"""
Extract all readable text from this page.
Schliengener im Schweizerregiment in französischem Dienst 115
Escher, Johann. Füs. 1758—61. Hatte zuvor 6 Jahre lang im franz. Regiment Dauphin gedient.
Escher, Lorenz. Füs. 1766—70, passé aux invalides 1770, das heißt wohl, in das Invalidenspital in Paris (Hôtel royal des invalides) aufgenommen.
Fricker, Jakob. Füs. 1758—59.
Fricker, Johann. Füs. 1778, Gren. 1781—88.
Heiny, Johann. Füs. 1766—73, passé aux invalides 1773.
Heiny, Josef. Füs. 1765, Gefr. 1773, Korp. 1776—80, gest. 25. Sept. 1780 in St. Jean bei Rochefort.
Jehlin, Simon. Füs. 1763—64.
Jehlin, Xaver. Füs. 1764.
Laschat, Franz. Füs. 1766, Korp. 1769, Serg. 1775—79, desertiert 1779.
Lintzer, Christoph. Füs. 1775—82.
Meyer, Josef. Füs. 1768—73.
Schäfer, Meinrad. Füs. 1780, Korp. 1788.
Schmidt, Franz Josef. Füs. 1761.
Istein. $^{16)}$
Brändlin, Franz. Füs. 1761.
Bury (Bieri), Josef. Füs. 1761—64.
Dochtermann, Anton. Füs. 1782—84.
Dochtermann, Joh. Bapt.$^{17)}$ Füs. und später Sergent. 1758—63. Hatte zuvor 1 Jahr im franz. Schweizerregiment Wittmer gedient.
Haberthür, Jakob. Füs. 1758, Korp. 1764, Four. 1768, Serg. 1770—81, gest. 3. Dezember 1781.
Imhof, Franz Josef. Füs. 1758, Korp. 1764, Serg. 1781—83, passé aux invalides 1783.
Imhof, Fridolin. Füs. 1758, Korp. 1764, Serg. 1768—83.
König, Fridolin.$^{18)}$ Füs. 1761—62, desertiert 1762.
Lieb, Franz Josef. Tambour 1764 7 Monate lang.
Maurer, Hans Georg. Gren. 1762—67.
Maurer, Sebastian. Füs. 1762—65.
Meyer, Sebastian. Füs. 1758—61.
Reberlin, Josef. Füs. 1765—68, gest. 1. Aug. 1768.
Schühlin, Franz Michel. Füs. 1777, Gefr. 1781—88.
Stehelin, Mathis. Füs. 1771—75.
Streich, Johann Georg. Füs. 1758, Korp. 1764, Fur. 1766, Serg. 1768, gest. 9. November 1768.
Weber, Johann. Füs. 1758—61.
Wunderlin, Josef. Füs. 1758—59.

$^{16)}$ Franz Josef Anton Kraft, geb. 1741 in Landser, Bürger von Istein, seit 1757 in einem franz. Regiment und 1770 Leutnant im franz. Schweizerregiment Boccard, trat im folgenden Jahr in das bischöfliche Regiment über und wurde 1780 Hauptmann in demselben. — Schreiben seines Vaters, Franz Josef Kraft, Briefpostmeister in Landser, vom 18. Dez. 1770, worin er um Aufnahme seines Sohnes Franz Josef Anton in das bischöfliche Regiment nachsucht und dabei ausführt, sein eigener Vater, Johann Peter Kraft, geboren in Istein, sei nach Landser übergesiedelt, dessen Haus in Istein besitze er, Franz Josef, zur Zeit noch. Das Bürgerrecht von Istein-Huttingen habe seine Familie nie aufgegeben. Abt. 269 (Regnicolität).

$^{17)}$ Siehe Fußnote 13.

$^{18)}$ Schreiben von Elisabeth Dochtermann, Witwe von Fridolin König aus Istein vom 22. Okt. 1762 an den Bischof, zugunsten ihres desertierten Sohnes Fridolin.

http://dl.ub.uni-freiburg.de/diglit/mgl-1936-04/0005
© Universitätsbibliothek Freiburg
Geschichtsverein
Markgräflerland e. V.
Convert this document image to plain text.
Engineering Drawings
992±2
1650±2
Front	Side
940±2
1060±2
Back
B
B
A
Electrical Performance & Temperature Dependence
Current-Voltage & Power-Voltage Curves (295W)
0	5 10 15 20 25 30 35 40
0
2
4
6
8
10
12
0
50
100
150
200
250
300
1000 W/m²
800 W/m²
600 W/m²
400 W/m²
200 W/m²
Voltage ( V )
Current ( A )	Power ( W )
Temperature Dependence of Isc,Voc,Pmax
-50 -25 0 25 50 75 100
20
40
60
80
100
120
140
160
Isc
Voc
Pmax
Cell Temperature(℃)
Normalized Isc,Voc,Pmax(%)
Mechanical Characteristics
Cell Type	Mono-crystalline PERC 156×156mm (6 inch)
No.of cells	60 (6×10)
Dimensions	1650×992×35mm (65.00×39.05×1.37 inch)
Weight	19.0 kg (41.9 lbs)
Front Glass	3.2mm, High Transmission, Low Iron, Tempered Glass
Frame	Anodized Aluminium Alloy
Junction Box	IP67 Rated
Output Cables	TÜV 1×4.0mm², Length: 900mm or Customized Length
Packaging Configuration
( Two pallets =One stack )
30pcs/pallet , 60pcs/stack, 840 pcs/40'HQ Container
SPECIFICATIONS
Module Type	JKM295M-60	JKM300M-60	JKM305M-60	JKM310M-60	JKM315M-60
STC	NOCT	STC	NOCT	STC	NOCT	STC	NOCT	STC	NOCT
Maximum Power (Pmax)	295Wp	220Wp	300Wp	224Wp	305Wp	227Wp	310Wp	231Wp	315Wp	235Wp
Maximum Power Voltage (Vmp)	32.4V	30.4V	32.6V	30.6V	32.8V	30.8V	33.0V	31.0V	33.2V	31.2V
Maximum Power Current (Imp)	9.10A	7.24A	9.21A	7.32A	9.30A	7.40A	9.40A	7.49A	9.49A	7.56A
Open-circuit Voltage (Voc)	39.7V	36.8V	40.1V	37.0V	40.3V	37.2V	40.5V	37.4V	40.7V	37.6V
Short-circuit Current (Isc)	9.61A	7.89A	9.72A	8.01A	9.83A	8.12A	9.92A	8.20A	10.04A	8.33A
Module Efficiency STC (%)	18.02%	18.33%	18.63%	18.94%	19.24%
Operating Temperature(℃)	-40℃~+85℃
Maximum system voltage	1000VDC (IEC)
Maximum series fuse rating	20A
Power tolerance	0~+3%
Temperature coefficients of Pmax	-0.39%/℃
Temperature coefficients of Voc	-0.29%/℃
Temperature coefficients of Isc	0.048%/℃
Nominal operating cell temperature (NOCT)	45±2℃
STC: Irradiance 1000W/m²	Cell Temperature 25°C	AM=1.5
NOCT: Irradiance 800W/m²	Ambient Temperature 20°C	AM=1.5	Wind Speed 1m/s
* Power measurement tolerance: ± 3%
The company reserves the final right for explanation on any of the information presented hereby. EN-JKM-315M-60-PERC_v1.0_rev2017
"""
#### TASK REQUIREMENTS:
Scan the records above for the word "Type" and return every line where it occurs.

#### RESULT FOR THIS TASK:
Cell Type	Mono-crystalline PERC 156×156mm (6 inch)
Module Type	JKM295M-60	JKM300M-60	JKM305M-60	JKM310M-60	JKM315M-60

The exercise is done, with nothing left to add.